## DATA RECORDS
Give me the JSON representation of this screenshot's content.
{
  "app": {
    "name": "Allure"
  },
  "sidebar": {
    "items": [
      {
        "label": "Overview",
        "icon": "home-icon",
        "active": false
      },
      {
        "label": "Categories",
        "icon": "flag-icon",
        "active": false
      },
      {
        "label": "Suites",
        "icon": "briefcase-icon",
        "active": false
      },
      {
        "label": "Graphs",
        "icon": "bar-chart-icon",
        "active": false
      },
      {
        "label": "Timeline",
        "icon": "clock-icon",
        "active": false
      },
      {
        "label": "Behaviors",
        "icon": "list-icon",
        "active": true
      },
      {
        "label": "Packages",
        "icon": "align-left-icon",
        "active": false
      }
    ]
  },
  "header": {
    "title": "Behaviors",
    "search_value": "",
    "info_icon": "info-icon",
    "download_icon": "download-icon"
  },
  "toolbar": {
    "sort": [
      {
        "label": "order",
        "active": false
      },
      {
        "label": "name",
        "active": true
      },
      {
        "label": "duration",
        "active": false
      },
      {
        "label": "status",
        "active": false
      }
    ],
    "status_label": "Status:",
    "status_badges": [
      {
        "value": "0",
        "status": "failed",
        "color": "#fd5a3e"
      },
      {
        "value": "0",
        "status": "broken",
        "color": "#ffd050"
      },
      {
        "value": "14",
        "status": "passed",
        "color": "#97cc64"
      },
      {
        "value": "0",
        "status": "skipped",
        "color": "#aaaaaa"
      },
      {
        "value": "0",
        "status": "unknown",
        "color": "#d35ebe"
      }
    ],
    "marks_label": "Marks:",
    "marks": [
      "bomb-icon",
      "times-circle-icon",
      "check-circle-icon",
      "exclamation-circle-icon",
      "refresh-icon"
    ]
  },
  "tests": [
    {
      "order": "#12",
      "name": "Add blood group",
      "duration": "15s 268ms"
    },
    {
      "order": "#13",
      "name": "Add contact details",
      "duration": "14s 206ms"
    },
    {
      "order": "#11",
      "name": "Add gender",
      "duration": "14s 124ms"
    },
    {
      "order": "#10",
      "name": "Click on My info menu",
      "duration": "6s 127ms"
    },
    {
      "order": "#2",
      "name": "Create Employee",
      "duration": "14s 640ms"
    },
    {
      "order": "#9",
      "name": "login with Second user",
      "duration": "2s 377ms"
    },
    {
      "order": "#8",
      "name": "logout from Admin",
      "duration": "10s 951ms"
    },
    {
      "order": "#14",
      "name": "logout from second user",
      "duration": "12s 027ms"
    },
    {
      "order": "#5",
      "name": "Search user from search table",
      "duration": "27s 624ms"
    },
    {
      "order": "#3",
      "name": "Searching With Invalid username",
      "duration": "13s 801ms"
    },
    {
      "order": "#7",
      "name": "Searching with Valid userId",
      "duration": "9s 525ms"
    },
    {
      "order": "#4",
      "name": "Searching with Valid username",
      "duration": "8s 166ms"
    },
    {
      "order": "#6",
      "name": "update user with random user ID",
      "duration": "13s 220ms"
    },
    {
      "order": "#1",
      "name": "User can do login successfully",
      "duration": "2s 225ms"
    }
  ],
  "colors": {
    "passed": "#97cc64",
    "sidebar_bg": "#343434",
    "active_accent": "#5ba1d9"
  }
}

* * *

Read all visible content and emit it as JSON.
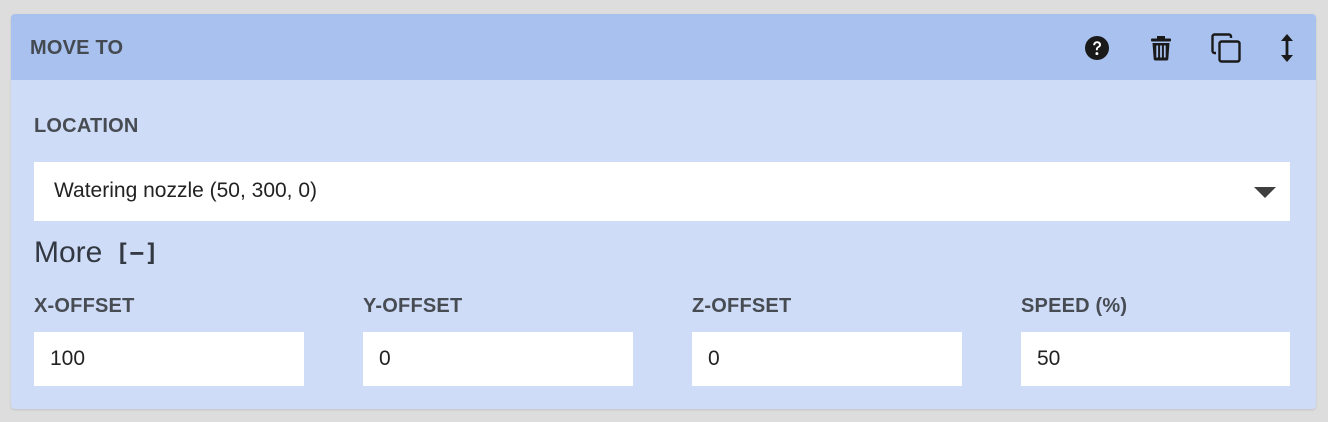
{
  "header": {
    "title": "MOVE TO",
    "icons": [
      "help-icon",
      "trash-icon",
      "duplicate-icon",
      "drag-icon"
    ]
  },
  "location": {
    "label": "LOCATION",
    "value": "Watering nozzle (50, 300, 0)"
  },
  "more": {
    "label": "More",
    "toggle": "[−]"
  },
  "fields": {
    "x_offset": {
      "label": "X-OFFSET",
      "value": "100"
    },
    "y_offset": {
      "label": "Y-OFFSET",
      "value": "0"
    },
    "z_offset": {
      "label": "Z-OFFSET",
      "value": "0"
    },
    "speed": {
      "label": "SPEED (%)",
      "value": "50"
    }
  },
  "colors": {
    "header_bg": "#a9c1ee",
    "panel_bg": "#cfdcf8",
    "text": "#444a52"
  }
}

## EXERCISE OBJECTIVE
Scan the material line by line and report each one that contains "login".

## TASK ANSWER
      "name": "login with Second user",
      "name": "User can do login successfully",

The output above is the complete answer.